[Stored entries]

— BEGIN —

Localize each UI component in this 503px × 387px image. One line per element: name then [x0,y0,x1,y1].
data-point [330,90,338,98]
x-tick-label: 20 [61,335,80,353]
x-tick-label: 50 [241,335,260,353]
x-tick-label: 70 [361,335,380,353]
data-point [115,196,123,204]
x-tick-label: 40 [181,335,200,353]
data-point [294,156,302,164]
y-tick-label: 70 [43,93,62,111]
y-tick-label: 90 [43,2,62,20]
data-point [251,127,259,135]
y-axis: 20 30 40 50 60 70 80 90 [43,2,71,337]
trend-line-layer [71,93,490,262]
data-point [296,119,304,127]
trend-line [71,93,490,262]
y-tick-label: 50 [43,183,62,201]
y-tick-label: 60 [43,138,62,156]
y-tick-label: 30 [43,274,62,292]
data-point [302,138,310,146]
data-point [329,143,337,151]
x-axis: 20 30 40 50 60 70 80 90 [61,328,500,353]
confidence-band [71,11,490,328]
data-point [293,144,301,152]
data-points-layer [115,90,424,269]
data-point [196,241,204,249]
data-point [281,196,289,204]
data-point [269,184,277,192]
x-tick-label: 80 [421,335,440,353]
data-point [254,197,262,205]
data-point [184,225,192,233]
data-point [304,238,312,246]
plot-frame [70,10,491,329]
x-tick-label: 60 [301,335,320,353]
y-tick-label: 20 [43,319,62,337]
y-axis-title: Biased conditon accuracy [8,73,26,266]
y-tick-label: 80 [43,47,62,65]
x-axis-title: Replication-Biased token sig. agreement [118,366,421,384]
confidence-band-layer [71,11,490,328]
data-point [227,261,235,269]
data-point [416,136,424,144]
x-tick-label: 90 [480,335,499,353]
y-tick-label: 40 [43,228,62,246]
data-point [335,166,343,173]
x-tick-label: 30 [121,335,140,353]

— END —

→ WHAT TO DO:
Update the listing above by changing "y-tick-label" to "y-tick-text" wherever it occurs, keeping every other part of each line the same.

→ SOLUTION BELOW:
Localize each UI component in this 503px × 387px image. One line per element: name then [x0,y0,x1,y1].
data-point [330,90,338,98]
x-tick-label: 20 [61,335,80,353]
x-tick-label: 50 [241,335,260,353]
x-tick-label: 70 [361,335,380,353]
data-point [115,196,123,204]
x-tick-label: 40 [181,335,200,353]
data-point [294,156,302,164]
y-tick-text: 70 [43,93,62,111]
y-tick-text: 90 [43,2,62,20]
data-point [251,127,259,135]
y-axis: 20 30 40 50 60 70 80 90 [43,2,71,337]
trend-line-layer [71,93,490,262]
data-point [296,119,304,127]
trend-line [71,93,490,262]
y-tick-text: 50 [43,183,62,201]
y-tick-text: 60 [43,138,62,156]
y-tick-text: 30 [43,274,62,292]
data-point [302,138,310,146]
data-point [329,143,337,151]
x-axis: 20 30 40 50 60 70 80 90 [61,328,500,353]
confidence-band [71,11,490,328]
data-point [293,144,301,152]
data-points-layer [115,90,424,269]
data-point [196,241,204,249]
data-point [281,196,289,204]
data-point [269,184,277,192]
x-tick-label: 80 [421,335,440,353]
data-point [254,197,262,205]
data-point [184,225,192,233]
data-point [304,238,312,246]
plot-frame [70,10,491,329]
x-tick-label: 60 [301,335,320,353]
y-tick-text: 20 [43,319,62,337]
y-axis-title: Biased conditon accuracy [8,73,26,266]
y-tick-text: 80 [43,47,62,65]
x-axis-title: Replication-Biased token sig. agreement [118,366,421,384]
confidence-band-layer [71,11,490,328]
data-point [227,261,235,269]
data-point [416,136,424,144]
x-tick-label: 90 [480,335,499,353]
y-tick-text: 40 [43,228,62,246]
data-point [335,166,343,173]
x-tick-label: 30 [121,335,140,353]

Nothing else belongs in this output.